■ **INPUT DATA**:
***
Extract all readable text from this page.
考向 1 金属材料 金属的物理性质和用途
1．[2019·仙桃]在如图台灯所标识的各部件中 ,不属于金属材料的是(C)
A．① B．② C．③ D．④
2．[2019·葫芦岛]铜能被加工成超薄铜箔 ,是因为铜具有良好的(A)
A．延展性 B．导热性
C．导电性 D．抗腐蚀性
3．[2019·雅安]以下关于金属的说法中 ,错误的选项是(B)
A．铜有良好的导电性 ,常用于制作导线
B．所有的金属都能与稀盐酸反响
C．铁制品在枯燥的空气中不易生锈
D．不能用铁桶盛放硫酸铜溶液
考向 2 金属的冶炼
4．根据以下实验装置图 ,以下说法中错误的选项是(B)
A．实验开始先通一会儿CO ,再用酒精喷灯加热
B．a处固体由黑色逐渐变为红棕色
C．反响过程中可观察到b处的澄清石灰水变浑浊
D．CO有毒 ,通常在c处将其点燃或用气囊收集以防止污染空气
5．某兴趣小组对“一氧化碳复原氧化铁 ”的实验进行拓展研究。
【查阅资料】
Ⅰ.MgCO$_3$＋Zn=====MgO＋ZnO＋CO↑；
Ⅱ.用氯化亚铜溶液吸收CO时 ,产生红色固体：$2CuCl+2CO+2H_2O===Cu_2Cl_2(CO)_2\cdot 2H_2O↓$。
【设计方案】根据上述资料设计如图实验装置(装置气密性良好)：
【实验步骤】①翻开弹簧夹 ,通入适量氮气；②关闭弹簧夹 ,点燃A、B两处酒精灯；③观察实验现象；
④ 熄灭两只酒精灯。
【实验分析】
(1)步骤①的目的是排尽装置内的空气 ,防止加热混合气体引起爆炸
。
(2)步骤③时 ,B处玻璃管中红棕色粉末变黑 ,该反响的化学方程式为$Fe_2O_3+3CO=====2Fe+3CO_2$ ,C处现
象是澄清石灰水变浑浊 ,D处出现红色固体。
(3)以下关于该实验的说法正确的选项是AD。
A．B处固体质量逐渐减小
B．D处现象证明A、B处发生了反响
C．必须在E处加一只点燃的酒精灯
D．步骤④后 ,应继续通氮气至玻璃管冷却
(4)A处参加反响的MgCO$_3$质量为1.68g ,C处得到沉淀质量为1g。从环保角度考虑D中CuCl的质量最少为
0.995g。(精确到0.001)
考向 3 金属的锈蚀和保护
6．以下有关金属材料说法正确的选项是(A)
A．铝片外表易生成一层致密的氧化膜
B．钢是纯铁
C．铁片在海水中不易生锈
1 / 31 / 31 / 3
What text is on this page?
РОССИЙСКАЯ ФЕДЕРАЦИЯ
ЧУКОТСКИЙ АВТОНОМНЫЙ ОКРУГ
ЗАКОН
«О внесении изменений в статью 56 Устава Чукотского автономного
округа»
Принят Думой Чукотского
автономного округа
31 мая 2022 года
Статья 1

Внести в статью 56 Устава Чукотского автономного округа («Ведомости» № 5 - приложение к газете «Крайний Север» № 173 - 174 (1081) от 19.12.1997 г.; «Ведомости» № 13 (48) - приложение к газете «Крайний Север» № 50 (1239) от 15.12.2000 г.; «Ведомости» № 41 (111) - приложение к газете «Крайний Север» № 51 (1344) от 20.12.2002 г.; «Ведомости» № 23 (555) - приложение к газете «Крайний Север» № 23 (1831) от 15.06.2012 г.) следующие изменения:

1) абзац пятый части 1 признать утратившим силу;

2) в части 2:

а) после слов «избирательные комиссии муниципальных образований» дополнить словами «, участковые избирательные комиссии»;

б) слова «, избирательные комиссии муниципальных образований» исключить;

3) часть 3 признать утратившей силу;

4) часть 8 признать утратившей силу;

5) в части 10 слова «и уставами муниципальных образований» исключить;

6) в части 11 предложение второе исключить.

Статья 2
***
■ **WRITTEN EXERCISE**: Repeat the records above exactly as they appear.

■ **FINISHED TASK**:
Extract all readable text from this page.
考向 1 金属材料 金属的物理性质和用途
1．[2019·仙桃]在如图台灯所标识的各部件中 ,不属于金属材料的是(C)
A．① B．② C．③ D．④
2．[2019·葫芦岛]铜能被加工成超薄铜箔 ,是因为铜具有良好的(A)
A．延展性 B．导热性
C．导电性 D．抗腐蚀性
3．[2019·雅安]以下关于金属的说法中 ,错误的选项是(B)
A．铜有良好的导电性 ,常用于制作导线
B．所有的金属都能与稀盐酸反响
C．铁制品在枯燥的空气中不易生锈
D．不能用铁桶盛放硫酸铜溶液
考向 2 金属的冶炼
4．根据以下实验装置图 ,以下说法中错误的选项是(B)
A．实验开始先通一会儿CO ,再用酒精喷灯加热
B．a处固体由黑色逐渐变为红棕色
C．反响过程中可观察到b处的澄清石灰水变浑浊
D．CO有毒 ,通常在c处将其点燃或用气囊收集以防止污染空气
5．某兴趣小组对“一氧化碳复原氧化铁 ”的实验进行拓展研究。
【查阅资料】
Ⅰ.MgCO$_3$＋Zn=====MgO＋ZnO＋CO↑；
Ⅱ.用氯化亚铜溶液吸收CO时 ,产生红色固体：$2CuCl+2CO+2H_2O===Cu_2Cl_2(CO)_2\cdot 2H_2O↓$。
【设计方案】根据上述资料设计如图实验装置(装置气密性良好)：
【实验步骤】①翻开弹簧夹 ,通入适量氮气；②关闭弹簧夹 ,点燃A、B两处酒精灯；③观察实验现象；
④ 熄灭两只酒精灯。
【实验分析】
(1)步骤①的目的是排尽装置内的空气 ,防止加热混合气体引起爆炸
。
(2)步骤③时 ,B处玻璃管中红棕色粉末变黑 ,该反响的化学方程式为$Fe_2O_3+3CO=====2Fe+3CO_2$ ,C处现
象是澄清石灰水变浑浊 ,D处出现红色固体。
(3)以下关于该实验的说法正确的选项是AD。
A．B处固体质量逐渐减小
B．D处现象证明A、B处发生了反响
C．必须在E处加一只点燃的酒精灯
D．步骤④后 ,应继续通氮气至玻璃管冷却
(4)A处参加反响的MgCO$_3$质量为1.68g ,C处得到沉淀质量为1g。从环保角度考虑D中CuCl的质量最少为
0.995g。(精确到0.001)
考向 3 金属的锈蚀和保护
6．以下有关金属材料说法正确的选项是(A)
A．铝片外表易生成一层致密的氧化膜
B．钢是纯铁
C．铁片在海水中不易生锈
1 / 31 / 31 / 3
What text is on this page?
РОССИЙСКАЯ ФЕДЕРАЦИЯ
ЧУКОТСКИЙ АВТОНОМНЫЙ ОКРУГ
ЗАКОН
«О внесении изменений в статью 56 Устава Чукотского автономного
округа»
Принят Думой Чукотского
автономного округа
31 мая 2022 года
Статья 1

Внести в статью 56 Устава Чукотского автономного округа («Ведомости» № 5 - приложение к газете «Крайний Север» № 173 - 174 (1081) от 19.12.1997 г.; «Ведомости» № 13 (48) - приложение к газете «Крайний Север» № 50 (1239) от 15.12.2000 г.; «Ведомости» № 41 (111) - приложение к газете «Крайний Север» № 51 (1344) от 20.12.2002 г.; «Ведомости» № 23 (555) - приложение к газете «Крайний Север» № 23 (1831) от 15.06.2012 г.) следующие изменения:

1) абзац пятый части 1 признать утратившим силу;

2) в части 2:

а) после слов «избирательные комиссии муниципальных образований» дополнить словами «, участковые избирательные комиссии»;

б) слова «, избирательные комиссии муниципальных образований» исключить;

3) часть 3 признать утратившей силу;

4) часть 8 признать утратившей силу;

5) в части 10 слова «и уставами муниципальных образований» исключить;

6) в части 11 предложение второе исключить.

Статья 2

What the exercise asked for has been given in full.